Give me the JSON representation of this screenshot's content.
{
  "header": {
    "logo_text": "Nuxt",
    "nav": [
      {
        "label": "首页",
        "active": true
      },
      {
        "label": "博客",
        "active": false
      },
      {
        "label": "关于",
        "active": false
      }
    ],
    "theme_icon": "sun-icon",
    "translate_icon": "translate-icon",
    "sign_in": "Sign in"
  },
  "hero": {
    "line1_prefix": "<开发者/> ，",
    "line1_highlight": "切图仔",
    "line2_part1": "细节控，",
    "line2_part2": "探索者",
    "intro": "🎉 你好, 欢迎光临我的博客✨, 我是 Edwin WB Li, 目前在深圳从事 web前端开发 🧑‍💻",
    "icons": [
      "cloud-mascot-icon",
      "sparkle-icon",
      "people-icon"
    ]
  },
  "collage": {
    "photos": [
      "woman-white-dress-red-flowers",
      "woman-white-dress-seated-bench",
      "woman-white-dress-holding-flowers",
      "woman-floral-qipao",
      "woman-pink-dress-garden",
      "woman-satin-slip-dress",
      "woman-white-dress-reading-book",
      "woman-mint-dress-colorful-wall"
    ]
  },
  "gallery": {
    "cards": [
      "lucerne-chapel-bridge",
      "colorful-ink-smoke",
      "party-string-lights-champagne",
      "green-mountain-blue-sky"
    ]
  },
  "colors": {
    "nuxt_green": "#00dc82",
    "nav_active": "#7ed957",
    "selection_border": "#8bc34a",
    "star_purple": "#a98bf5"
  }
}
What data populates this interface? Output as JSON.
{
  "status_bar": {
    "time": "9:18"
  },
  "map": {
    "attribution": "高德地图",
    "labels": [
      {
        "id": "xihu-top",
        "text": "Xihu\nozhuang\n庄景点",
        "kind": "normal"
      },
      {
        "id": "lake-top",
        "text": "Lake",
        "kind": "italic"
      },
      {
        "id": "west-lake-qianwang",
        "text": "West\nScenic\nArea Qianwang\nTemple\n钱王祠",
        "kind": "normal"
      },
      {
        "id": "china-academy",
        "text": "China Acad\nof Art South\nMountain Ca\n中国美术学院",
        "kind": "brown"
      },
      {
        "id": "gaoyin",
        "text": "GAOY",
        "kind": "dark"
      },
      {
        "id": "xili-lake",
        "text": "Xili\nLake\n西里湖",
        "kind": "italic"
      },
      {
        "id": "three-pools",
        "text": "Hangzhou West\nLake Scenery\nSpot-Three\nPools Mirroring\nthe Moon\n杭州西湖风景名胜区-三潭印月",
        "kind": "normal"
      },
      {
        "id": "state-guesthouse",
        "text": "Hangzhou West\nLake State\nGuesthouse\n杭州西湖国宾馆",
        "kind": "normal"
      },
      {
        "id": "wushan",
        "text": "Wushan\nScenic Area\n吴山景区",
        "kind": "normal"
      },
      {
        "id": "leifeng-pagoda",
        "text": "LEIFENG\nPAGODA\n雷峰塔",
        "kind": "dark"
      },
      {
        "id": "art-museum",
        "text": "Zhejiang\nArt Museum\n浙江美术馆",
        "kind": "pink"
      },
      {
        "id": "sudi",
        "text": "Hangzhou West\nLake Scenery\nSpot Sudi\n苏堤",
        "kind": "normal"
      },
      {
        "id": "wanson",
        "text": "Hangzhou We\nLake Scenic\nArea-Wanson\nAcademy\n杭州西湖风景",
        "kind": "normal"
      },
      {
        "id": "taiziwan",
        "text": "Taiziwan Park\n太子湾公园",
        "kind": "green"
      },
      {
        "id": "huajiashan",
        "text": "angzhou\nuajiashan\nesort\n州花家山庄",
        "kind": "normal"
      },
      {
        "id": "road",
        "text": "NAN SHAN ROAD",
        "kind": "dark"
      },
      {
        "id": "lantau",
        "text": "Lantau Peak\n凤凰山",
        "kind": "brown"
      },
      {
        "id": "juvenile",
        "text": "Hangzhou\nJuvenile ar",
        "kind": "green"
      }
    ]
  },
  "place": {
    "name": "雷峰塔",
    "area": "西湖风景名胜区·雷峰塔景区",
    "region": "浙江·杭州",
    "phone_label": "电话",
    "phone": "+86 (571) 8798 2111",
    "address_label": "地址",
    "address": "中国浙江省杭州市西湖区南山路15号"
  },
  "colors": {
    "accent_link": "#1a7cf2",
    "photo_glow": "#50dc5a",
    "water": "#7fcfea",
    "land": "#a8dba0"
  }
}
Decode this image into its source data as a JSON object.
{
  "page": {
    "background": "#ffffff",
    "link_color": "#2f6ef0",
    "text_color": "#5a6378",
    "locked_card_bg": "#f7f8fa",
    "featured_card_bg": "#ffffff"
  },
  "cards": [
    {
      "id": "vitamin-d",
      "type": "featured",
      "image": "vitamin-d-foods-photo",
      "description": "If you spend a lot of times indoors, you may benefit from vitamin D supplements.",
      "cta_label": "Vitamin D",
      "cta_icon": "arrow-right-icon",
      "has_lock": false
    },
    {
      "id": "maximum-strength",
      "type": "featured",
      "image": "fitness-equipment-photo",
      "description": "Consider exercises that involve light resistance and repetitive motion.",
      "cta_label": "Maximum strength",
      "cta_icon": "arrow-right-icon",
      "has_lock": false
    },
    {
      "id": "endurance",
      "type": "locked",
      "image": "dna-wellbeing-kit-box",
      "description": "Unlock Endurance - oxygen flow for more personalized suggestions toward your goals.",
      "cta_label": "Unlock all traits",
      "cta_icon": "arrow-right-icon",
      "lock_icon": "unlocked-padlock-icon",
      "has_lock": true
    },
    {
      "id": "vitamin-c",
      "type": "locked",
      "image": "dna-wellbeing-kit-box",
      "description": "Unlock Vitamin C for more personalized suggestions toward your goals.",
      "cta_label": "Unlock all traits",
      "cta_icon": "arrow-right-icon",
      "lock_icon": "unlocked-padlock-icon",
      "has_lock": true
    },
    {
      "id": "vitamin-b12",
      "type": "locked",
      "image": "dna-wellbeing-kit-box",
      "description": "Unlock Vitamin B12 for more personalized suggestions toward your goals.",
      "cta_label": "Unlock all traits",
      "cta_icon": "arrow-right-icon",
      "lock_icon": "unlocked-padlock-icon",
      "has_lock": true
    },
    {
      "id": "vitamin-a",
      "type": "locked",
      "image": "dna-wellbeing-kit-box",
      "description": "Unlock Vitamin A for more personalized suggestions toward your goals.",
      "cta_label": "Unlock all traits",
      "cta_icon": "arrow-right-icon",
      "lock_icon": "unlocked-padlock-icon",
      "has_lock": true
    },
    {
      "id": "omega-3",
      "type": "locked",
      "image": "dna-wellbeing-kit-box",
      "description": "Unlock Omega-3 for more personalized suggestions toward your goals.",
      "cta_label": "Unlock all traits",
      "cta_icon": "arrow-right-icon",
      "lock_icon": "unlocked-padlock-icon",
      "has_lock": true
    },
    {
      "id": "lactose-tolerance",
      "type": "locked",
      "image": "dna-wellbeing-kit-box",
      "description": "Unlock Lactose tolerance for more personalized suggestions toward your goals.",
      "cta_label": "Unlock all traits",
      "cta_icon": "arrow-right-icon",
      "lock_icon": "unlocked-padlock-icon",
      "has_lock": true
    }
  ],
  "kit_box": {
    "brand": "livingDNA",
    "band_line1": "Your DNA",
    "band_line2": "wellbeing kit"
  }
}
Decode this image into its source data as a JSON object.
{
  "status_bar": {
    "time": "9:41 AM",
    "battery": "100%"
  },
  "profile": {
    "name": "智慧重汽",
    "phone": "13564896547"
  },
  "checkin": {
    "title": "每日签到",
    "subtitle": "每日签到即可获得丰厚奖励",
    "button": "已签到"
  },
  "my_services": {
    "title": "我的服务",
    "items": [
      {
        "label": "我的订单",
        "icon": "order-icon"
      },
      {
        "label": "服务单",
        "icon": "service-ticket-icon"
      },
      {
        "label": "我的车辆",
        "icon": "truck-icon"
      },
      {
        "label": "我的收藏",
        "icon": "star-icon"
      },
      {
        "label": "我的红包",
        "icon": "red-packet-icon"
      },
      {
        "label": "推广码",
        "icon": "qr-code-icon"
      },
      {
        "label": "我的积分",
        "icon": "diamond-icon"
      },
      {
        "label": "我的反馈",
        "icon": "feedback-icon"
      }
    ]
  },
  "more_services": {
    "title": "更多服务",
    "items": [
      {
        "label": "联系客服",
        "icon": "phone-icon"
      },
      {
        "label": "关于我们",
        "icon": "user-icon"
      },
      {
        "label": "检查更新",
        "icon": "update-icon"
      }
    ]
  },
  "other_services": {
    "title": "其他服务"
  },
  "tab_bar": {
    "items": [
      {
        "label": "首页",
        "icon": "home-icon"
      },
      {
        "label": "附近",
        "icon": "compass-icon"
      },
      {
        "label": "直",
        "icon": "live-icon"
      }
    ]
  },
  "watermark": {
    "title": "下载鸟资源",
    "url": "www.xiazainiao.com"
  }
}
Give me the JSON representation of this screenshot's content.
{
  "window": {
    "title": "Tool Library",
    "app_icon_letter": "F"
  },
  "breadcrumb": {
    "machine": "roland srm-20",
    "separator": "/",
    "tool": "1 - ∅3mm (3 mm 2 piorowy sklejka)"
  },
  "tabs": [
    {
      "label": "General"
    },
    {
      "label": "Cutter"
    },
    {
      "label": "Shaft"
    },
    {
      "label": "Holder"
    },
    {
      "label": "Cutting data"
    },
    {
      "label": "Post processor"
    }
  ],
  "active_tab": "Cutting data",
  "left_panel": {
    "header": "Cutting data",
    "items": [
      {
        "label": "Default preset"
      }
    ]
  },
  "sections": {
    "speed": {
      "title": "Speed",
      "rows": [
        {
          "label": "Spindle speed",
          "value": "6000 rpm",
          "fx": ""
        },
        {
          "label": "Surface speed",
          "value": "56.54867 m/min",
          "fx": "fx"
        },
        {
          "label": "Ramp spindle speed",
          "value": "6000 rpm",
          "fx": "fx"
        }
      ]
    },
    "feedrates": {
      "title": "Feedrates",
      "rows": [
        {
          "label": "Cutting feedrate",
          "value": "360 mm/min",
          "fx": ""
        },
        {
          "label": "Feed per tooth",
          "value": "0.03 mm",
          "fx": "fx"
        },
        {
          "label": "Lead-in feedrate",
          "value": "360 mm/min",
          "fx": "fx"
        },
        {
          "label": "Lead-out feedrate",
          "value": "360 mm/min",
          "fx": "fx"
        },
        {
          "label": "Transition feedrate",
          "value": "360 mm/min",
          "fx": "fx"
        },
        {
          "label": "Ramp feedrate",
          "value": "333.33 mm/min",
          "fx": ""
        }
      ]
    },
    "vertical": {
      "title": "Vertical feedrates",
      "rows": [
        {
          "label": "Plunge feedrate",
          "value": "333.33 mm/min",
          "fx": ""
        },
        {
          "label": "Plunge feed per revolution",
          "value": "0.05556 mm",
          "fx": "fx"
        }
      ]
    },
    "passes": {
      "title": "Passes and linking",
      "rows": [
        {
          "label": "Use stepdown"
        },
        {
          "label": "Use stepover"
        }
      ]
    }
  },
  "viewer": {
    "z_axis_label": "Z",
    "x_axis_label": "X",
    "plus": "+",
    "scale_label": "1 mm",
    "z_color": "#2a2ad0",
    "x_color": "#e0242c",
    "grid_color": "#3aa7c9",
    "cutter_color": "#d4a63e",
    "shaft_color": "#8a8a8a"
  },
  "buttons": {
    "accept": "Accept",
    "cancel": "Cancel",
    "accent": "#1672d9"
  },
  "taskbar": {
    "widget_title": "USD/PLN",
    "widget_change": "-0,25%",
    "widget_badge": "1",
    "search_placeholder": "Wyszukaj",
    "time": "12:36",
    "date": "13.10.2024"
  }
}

----

→ **TASK INSTRUCTIONS**
Look through the entries above; copy each line where the string "nSpot" appears.

→ **ANSWER TO THIS PROBLEM**
        "text": "Hangzhou West\nLake Scenery\nSpot-Three\nPools Mirroring\nthe Moon\n杭州西湖风景名胜区-三潭印月",
        "text": "Hangzhou West\nLake Scenery\nSpot Sudi\n苏堤",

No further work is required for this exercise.